→ **Problem requirements**: Copy out all lines of the records in which the word "Rajasthan" appears.

→ **Input material**:
--*--

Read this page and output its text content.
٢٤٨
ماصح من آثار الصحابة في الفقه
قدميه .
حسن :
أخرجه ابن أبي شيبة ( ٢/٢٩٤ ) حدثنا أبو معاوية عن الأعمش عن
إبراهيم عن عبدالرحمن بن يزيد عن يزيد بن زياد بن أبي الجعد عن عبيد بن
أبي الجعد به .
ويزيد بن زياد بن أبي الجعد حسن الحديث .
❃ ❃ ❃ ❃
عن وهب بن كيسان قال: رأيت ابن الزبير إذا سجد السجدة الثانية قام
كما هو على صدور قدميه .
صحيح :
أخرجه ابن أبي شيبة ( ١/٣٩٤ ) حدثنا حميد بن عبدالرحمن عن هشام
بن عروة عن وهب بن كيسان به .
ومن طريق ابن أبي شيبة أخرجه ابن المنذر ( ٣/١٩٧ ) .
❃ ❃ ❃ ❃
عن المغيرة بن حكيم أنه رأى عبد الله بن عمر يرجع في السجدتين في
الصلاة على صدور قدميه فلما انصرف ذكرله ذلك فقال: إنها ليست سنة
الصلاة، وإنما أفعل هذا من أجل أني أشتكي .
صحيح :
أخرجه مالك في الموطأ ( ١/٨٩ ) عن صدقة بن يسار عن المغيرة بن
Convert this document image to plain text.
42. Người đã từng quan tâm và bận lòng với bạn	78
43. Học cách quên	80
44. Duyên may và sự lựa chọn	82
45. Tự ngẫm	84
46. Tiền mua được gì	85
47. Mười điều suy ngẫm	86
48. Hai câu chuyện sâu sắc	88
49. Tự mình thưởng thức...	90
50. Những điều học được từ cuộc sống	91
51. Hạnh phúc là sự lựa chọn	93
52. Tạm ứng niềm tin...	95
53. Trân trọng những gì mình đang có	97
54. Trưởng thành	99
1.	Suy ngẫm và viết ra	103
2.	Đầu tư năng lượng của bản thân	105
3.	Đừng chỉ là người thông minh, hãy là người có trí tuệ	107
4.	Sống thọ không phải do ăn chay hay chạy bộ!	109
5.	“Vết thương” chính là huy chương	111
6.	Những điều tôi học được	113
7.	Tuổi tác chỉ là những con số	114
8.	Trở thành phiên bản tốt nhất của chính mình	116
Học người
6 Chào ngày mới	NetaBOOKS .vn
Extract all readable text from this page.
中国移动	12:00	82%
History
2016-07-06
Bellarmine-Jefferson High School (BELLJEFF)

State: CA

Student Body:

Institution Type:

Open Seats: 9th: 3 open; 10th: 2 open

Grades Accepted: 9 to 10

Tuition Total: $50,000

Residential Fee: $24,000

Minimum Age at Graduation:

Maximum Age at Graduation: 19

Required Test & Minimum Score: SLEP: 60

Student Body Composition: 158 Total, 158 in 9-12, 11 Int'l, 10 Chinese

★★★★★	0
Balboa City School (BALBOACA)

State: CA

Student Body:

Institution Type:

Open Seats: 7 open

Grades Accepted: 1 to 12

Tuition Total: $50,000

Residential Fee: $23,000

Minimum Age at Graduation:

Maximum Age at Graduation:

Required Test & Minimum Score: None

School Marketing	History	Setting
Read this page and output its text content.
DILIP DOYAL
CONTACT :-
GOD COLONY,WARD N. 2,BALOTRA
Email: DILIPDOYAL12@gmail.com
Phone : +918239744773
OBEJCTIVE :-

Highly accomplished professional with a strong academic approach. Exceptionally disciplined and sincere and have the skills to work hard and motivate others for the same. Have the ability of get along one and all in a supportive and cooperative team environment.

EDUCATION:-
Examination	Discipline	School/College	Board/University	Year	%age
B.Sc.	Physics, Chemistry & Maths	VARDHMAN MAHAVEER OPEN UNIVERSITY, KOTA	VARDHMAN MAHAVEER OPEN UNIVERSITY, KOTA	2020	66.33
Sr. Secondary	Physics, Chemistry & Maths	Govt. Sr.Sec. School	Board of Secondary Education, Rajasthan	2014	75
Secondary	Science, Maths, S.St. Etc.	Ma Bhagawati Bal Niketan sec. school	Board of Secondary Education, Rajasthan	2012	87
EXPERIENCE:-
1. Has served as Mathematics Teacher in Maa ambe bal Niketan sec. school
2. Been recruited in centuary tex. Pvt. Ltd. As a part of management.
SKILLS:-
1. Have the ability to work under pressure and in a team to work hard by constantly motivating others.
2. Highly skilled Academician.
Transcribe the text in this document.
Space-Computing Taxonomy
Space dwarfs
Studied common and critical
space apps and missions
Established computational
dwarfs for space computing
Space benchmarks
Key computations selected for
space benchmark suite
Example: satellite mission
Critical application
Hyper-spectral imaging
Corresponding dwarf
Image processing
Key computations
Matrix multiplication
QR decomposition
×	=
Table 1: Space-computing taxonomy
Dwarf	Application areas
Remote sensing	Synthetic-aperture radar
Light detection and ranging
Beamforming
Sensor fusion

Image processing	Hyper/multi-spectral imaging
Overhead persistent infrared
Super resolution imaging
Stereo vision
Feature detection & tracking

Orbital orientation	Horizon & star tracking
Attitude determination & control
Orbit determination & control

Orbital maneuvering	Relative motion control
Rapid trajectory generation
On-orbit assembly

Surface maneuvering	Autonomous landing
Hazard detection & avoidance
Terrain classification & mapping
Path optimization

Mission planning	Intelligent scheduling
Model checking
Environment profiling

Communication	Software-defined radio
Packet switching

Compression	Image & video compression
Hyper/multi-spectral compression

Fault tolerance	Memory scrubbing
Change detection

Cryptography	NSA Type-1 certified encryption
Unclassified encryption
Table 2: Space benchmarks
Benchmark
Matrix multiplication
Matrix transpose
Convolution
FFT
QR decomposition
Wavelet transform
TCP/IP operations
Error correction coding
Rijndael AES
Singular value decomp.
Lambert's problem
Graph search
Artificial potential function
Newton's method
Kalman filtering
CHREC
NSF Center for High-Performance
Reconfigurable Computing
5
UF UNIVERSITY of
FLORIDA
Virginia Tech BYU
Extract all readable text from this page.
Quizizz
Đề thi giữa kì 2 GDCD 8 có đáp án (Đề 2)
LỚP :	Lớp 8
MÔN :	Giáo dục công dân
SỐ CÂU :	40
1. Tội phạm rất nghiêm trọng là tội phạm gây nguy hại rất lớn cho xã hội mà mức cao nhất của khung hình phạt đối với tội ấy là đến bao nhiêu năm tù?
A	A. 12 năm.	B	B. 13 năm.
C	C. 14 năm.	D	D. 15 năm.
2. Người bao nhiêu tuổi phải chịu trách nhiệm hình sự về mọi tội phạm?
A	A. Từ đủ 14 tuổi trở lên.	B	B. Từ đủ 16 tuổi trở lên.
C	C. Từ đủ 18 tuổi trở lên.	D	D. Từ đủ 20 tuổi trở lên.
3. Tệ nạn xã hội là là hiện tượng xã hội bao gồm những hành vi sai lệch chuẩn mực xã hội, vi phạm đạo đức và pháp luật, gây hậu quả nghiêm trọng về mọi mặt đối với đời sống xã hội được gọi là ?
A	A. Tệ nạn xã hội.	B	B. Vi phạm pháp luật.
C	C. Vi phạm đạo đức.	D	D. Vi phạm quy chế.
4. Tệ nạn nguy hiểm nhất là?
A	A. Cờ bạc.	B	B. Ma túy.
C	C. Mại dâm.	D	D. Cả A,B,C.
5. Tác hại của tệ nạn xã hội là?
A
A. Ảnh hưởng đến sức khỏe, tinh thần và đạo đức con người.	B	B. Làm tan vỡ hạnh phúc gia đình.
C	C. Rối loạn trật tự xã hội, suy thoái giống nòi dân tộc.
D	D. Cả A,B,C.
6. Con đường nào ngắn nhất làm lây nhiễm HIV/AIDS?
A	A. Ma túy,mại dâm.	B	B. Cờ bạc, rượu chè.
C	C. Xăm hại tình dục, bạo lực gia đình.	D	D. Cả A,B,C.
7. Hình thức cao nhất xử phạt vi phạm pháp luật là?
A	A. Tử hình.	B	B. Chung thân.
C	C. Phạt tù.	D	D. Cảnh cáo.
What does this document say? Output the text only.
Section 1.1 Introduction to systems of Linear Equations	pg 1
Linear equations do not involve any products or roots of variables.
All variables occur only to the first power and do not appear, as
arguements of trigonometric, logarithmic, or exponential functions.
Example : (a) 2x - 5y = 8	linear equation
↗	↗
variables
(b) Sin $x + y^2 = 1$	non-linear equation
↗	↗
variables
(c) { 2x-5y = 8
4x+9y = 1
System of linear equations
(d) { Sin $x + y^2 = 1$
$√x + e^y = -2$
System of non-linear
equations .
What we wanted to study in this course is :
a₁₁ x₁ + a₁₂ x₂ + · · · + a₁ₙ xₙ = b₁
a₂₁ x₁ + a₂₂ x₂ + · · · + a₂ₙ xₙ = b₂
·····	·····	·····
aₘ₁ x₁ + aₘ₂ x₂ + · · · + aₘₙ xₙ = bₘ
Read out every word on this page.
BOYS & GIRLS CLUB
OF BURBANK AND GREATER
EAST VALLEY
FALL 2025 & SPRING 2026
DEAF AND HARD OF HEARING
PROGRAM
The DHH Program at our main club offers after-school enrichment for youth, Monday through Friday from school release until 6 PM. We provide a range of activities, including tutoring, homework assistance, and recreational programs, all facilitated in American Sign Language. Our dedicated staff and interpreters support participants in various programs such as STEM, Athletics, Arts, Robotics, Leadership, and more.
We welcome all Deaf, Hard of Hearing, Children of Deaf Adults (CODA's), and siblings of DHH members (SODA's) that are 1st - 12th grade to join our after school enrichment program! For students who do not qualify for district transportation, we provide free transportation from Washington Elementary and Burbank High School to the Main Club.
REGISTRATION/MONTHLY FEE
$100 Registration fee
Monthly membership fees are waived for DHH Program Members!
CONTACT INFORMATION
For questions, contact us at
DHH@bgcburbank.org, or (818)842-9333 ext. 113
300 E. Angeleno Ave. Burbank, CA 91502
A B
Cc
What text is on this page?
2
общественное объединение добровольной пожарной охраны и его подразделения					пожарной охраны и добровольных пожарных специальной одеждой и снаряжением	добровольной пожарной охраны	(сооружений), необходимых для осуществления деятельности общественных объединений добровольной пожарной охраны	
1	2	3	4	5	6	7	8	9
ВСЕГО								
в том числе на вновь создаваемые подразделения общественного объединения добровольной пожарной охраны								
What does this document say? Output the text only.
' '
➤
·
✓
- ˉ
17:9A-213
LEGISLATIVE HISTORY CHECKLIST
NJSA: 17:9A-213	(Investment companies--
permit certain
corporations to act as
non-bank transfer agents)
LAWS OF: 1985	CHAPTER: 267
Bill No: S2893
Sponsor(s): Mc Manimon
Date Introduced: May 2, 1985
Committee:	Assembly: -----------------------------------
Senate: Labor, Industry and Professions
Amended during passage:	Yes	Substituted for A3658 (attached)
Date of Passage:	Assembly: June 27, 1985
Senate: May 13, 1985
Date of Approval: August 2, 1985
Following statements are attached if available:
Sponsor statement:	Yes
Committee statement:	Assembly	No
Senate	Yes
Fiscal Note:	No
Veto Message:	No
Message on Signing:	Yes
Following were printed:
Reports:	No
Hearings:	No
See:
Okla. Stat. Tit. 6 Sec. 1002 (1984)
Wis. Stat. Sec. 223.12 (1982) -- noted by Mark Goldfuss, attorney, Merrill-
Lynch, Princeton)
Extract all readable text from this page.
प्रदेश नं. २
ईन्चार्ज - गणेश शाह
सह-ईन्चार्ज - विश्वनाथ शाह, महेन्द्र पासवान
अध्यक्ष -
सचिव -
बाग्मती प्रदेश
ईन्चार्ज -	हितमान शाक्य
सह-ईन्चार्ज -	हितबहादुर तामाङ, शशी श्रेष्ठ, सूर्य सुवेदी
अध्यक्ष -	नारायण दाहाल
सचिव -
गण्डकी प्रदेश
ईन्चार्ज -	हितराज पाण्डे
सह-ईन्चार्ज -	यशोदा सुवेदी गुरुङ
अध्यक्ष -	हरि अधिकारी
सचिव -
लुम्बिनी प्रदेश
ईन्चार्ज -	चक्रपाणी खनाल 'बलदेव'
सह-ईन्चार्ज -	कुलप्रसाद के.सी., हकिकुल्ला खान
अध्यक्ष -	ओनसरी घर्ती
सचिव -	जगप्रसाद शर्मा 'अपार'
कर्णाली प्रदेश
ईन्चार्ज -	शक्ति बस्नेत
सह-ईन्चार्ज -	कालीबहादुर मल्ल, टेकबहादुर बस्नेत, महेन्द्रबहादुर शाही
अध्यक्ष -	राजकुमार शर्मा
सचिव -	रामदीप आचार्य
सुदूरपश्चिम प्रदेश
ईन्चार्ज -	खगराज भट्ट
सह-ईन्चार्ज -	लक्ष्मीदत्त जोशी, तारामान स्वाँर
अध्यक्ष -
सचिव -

--*--

→ **Task response**:
Sr. Secondary	Physics, Chemistry & Maths	Govt. Sr.Sec. School	Board of Secondary Education, Rajasthan	2014	75
Secondary	Science, Maths, S.St. Etc.	Ma Bhagawati Bal Niketan sec. school	Board of Secondary Education, Rajasthan	2012	87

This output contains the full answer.